Determine which lines of the records include the word "United", and copy them.

※ ※ ※

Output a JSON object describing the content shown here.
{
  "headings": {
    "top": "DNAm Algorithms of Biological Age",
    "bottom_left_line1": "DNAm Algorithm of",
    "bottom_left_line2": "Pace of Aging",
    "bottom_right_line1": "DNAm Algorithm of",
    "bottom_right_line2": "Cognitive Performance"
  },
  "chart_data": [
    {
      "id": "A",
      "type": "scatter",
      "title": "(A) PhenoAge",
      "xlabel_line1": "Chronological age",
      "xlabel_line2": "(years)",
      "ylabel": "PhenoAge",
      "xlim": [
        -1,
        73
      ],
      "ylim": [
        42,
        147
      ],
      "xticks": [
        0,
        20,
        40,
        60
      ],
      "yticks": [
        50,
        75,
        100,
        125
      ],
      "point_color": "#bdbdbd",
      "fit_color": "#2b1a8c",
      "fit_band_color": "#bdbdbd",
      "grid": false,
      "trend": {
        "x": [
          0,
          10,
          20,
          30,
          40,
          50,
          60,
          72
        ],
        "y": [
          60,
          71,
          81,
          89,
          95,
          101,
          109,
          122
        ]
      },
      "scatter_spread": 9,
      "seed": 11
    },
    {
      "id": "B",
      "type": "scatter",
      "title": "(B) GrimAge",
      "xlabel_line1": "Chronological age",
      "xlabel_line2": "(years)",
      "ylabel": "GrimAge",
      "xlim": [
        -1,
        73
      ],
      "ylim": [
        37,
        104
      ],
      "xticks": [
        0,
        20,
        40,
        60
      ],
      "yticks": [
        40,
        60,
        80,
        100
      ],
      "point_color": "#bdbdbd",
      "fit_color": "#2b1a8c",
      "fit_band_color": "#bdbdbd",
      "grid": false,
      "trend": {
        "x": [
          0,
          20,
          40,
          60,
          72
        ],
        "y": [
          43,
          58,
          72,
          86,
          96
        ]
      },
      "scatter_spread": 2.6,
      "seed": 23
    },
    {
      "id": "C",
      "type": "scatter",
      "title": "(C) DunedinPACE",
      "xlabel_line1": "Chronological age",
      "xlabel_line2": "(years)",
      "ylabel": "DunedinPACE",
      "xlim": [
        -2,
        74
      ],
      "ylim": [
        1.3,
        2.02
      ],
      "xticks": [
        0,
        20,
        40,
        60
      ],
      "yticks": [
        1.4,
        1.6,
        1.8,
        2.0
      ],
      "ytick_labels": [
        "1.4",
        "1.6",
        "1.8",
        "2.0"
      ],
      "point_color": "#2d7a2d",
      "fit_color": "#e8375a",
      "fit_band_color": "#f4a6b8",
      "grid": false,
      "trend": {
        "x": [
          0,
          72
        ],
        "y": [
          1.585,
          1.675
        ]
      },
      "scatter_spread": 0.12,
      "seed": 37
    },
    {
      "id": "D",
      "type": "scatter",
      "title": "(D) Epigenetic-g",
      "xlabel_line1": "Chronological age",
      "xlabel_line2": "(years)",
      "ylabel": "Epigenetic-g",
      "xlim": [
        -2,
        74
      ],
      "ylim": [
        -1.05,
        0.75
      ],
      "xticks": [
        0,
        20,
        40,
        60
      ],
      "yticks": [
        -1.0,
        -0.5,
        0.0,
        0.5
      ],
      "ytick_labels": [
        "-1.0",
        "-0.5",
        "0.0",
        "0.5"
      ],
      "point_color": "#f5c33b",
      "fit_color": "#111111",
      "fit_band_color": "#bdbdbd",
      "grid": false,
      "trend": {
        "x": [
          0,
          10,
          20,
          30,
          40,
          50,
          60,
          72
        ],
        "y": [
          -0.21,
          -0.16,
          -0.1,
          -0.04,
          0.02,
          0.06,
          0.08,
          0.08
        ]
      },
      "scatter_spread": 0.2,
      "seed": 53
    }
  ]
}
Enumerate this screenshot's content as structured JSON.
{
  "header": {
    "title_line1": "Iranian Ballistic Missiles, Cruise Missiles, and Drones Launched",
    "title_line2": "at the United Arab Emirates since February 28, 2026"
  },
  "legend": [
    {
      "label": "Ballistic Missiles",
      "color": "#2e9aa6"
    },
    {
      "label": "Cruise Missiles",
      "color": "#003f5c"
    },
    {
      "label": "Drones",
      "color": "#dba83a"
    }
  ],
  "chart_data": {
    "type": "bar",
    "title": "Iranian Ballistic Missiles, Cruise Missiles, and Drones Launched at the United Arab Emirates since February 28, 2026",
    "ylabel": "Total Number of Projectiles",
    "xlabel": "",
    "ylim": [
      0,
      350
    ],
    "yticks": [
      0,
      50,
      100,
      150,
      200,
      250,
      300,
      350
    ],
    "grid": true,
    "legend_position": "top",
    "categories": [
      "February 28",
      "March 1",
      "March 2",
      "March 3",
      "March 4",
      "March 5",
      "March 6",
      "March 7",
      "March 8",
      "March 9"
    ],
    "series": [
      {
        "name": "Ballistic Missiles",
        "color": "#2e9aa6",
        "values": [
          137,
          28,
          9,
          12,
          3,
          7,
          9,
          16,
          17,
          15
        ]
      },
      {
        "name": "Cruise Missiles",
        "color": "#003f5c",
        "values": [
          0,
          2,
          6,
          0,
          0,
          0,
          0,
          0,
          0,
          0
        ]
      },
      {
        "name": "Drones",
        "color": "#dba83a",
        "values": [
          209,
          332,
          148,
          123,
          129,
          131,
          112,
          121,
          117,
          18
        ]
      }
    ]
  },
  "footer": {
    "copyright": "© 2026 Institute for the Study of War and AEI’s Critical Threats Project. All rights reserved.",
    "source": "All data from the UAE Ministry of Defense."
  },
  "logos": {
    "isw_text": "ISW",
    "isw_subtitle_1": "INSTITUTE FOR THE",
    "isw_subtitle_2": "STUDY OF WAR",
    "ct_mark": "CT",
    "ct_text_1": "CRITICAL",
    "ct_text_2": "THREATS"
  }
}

※ ※ ※

● **Complete response**
    "title_line2": "at the United Arab Emirates since February 28, 2026"
    "title": "Iranian Ballistic Missiles, Cruise Missiles, and Drones Launched at the United Arab Emirates since February 28, 2026",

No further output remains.